▶ **Given instruction**:
Nothing may be dropped or altered: reproduce all the data.

-- Start --

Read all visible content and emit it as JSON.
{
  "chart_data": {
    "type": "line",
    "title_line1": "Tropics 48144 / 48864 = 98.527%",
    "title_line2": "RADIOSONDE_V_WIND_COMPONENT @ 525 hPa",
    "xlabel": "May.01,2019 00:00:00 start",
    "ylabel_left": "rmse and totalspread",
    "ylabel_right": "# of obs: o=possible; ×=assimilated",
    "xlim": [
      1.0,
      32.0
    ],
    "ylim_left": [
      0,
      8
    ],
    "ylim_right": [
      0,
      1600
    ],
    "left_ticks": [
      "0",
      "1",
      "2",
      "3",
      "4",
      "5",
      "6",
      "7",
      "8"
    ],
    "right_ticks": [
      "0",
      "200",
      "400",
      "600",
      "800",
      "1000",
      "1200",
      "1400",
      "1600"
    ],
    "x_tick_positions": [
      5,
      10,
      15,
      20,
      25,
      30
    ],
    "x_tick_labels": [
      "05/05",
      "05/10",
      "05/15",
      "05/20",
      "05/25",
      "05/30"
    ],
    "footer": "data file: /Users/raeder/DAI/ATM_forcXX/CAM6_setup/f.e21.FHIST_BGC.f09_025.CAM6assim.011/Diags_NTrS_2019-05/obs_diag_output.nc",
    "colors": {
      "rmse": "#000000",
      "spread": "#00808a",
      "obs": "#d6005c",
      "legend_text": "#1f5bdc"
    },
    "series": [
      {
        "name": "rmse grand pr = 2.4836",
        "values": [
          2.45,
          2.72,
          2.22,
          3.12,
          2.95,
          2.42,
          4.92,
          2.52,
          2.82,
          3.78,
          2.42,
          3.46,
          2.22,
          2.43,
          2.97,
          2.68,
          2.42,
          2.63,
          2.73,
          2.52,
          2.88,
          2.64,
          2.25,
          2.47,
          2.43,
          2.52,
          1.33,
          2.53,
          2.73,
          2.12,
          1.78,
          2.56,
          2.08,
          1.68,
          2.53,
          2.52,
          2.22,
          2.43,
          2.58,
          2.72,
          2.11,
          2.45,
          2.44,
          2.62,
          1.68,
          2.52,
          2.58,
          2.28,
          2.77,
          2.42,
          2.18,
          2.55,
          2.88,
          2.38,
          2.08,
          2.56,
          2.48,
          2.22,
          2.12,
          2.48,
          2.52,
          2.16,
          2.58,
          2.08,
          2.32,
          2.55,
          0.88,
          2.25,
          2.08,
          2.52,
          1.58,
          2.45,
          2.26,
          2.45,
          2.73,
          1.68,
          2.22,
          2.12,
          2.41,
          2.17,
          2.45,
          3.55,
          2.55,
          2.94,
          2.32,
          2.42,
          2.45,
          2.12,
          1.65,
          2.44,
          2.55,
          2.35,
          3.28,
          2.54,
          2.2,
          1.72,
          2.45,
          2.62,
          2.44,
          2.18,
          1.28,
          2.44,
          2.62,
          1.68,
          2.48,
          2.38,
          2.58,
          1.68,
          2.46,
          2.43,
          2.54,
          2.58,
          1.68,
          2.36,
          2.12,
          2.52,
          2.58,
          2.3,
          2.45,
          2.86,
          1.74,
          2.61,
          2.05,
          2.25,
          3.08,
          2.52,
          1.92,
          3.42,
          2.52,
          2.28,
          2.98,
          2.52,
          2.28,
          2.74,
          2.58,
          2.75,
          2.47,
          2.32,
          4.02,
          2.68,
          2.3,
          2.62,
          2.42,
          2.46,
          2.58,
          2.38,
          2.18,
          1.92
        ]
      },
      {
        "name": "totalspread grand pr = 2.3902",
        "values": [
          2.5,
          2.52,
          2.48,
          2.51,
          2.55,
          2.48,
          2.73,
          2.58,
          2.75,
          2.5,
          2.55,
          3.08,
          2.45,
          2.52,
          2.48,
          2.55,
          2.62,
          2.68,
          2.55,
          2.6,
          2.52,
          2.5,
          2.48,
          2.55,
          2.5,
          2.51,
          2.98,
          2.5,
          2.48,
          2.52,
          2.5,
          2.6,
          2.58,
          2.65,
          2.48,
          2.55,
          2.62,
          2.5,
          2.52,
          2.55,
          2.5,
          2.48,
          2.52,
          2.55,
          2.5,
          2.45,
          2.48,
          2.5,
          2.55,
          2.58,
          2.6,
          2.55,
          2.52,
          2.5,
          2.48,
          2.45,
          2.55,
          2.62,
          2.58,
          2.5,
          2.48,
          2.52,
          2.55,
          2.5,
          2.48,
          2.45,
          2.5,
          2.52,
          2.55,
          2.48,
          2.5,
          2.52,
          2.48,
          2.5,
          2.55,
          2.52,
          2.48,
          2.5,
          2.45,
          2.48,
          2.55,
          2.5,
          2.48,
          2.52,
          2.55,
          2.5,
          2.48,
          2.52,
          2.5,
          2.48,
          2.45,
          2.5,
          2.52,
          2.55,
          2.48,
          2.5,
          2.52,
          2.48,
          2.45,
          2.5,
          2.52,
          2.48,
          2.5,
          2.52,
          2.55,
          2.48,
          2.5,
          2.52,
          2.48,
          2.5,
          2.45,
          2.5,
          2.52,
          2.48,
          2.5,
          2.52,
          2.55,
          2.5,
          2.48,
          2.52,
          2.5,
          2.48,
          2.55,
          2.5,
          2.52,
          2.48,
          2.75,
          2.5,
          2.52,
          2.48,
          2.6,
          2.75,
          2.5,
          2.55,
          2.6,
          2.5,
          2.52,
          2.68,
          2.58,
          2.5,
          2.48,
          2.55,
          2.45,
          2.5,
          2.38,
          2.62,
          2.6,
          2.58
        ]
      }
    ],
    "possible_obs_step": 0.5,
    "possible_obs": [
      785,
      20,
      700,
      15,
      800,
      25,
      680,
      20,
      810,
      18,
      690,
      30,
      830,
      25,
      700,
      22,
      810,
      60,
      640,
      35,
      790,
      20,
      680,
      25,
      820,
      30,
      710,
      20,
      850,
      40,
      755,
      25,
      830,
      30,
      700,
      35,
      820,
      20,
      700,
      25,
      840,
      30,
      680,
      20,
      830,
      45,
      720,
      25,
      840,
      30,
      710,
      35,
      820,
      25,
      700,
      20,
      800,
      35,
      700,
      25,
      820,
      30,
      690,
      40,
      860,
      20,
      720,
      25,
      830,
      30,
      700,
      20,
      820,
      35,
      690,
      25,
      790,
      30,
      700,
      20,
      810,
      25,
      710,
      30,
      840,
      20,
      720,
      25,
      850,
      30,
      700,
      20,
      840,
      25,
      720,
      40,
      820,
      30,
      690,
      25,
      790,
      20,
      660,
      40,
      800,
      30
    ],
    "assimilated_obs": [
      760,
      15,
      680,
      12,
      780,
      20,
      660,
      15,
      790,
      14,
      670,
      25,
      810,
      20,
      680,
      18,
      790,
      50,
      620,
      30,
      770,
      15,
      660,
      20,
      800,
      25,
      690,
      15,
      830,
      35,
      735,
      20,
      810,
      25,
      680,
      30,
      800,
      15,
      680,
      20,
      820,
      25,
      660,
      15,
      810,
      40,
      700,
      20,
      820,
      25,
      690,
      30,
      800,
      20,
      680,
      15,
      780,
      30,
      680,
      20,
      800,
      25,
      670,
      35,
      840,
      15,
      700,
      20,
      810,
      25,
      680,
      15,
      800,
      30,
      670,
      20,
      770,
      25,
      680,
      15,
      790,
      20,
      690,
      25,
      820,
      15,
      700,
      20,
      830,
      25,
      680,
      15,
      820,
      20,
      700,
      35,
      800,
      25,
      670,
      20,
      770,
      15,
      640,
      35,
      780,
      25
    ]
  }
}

-- End --

▶ **Finished exercise**:
Read all visible content and emit it as JSON.
{
  "chart_data": {
    "type": "line",
    "title_line1": "Tropics 48144 / 48864 = 98.527%",
    "title_line2": "RADIOSONDE_V_WIND_COMPONENT @ 525 hPa",
    "xlabel": "May.01,2019 00:00:00 start",
    "ylabel_left": "rmse and totalspread",
    "ylabel_right": "# of obs: o=possible; ×=assimilated",
    "xlim": [
      1.0,
      32.0
    ],
    "ylim_left": [
      0,
      8
    ],
    "ylim_right": [
      0,
      1600
    ],
    "left_ticks": [
      "0",
      "1",
      "2",
      "3",
      "4",
      "5",
      "6",
      "7",
      "8"
    ],
    "right_ticks": [
      "0",
      "200",
      "400",
      "600",
      "800",
      "1000",
      "1200",
      "1400",
      "1600"
    ],
    "x_tick_positions": [
      5,
      10,
      15,
      20,
      25,
      30
    ],
    "x_tick_labels": [
      "05/05",
      "05/10",
      "05/15",
      "05/20",
      "05/25",
      "05/30"
    ],
    "footer": "data file: /Users/raeder/DAI/ATM_forcXX/CAM6_setup/f.e21.FHIST_BGC.f09_025.CAM6assim.011/Diags_NTrS_2019-05/obs_diag_output.nc",
    "colors": {
      "rmse": "#000000",
      "spread": "#00808a",
      "obs": "#d6005c",
      "legend_text": "#1f5bdc"
    },
    "series": [
      {
        "name": "rmse grand pr = 2.4836",
        "values": [
          2.45,
          2.72,
          2.22,
          3.12,
          2.95,
          2.42,
          4.92,
          2.52,
          2.82,
          3.78,
          2.42,
          3.46,
          2.22,
          2.43,
          2.97,
          2.68,
          2.42,
          2.63,
          2.73,
          2.52,
          2.88,
          2.64,
          2.25,
          2.47,
          2.43,
          2.52,
          1.33,
          2.53,
          2.73,
          2.12,
          1.78,
          2.56,
          2.08,
          1.68,
          2.53,
          2.52,
          2.22,
          2.43,
          2.58,
          2.72,
          2.11,
          2.45,
          2.44,
          2.62,
          1.68,
          2.52,
          2.58,
          2.28,
          2.77,
          2.42,
          2.18,
          2.55,
          2.88,
          2.38,
          2.08,
          2.56,
          2.48,
          2.22,
          2.12,
          2.48,
          2.52,
          2.16,
          2.58,
          2.08,
          2.32,
          2.55,
          0.88,
          2.25,
          2.08,
          2.52,
          1.58,
          2.45,
          2.26,
          2.45,
          2.73,
          1.68,
          2.22,
          2.12,
          2.41,
          2.17,
          2.45,
          3.55,
          2.55,
          2.94,
          2.32,
          2.42,
          2.45,
          2.12,
          1.65,
          2.44,
          2.55,
          2.35,
          3.28,
          2.54,
          2.2,
          1.72,
          2.45,
          2.62,
          2.44,
          2.18,
          1.28,
          2.44,
          2.62,
          1.68,
          2.48,
          2.38,
          2.58,
          1.68,
          2.46,
          2.43,
          2.54,
          2.58,
          1.68,
          2.36,
          2.12,
          2.52,
          2.58,
          2.3,
          2.45,
          2.86,
          1.74,
          2.61,
          2.05,
          2.25,
          3.08,
          2.52,
          1.92,
          3.42,
          2.52,
          2.28,
          2.98,
          2.52,
          2.28,
          2.74,
          2.58,
          2.75,
          2.47,
          2.32,
          4.02,
          2.68,
          2.3,
          2.62,
          2.42,
          2.46,
          2.58,
          2.38,
          2.18,
          1.92
        ]
      },
      {
        "name": "totalspread grand pr = 2.3902",
        "values": [
          2.5,
          2.52,
          2.48,
          2.51,
          2.55,
          2.48,
          2.73,
          2.58,
          2.75,
          2.5,
          2.55,
          3.08,
          2.45,
          2.52,
          2.48,
          2.55,
          2.62,
          2.68,
          2.55,
          2.6,
          2.52,
          2.5,
          2.48,
          2.55,
          2.5,
          2.51,
          2.98,
          2.5,
          2.48,
          2.52,
          2.5,
          2.6,
          2.58,
          2.65,
          2.48,
          2.55,
          2.62,
          2.5,
          2.52,
          2.55,
          2.5,
          2.48,
          2.52,
          2.55,
          2.5,
          2.45,
          2.48,
          2.5,
          2.55,
          2.58,
          2.6,
          2.55,
          2.52,
          2.5,
          2.48,
          2.45,
          2.55,
          2.62,
          2.58,
          2.5,
          2.48,
          2.52,
          2.55,
          2.5,
          2.48,
          2.45,
          2.5,
          2.52,
          2.55,
          2.48,
          2.5,
          2.52,
          2.48,
          2.5,
          2.55,
          2.52,
          2.48,
          2.5,
          2.45,
          2.48,
          2.55,
          2.5,
          2.48,
          2.52,
          2.55,
          2.5,
          2.48,
          2.52,
          2.5,
          2.48,
          2.45,
          2.5,
          2.52,
          2.55,
          2.48,
          2.5,
          2.52,
          2.48,
          2.45,
          2.5,
          2.52,
          2.48,
          2.5,
          2.52,
          2.55,
          2.48,
          2.5,
          2.52,
          2.48,
          2.5,
          2.45,
          2.5,
          2.52,
          2.48,
          2.5,
          2.52,
          2.55,
          2.5,
          2.48,
          2.52,
          2.5,
          2.48,
          2.55,
          2.5,
          2.52,
          2.48,
          2.75,
          2.5,
          2.52,
          2.48,
          2.6,
          2.75,
          2.5,
          2.55,
          2.6,
          2.5,
          2.52,
          2.68,
          2.58,
          2.5,
          2.48,
          2.55,
          2.45,
          2.5,
          2.38,
          2.62,
          2.6,
          2.58
        ]
      }
    ],
    "possible_obs_step": 0.5,
    "possible_obs": [
      785,
      20,
      700,
      15,
      800,
      25,
      680,
      20,
      810,
      18,
      690,
      30,
      830,
      25,
      700,
      22,
      810,
      60,
      640,
      35,
      790,
      20,
      680,
      25,
      820,
      30,
      710,
      20,
      850,
      40,
      755,
      25,
      830,
      30,
      700,
      35,
      820,
      20,
      700,
      25,
      840,
      30,
      680,
      20,
      830,
      45,
      720,
      25,
      840,
      30,
      710,
      35,
      820,
      25,
      700,
      20,
      800,
      35,
      700,
      25,
      820,
      30,
      690,
      40,
      860,
      20,
      720,
      25,
      830,
      30,
      700,
      20,
      820,
      35,
      690,
      25,
      790,
      30,
      700,
      20,
      810,
      25,
      710,
      30,
      840,
      20,
      720,
      25,
      850,
      30,
      700,
      20,
      840,
      25,
      720,
      40,
      820,
      30,
      690,
      25,
      790,
      20,
      660,
      40,
      800,
      30
    ],
    "assimilated_obs": [
      760,
      15,
      680,
      12,
      780,
      20,
      660,
      15,
      790,
      14,
      670,
      25,
      810,
      20,
      680,
      18,
      790,
      50,
      620,
      30,
      770,
      15,
      660,
      20,
      800,
      25,
      690,
      15,
      830,
      35,
      735,
      20,
      810,
      25,
      680,
      30,
      800,
      15,
      680,
      20,
      820,
      25,
      660,
      15,
      810,
      40,
      700,
      20,
      820,
      25,
      690,
      30,
      800,
      20,
      680,
      15,
      780,
      30,
      680,
      20,
      800,
      25,
      670,
      35,
      840,
      15,
      700,
      20,
      810,
      25,
      680,
      15,
      800,
      30,
      670,
      20,
      770,
      25,
      680,
      15,
      790,
      20,
      690,
      25,
      820,
      15,
      700,
      20,
      830,
      25,
      680,
      15,
      820,
      20,
      700,
      35,
      800,
      25,
      670,
      20,
      770,
      15,
      640,
      35,
      780,
      25
    ]
  }
}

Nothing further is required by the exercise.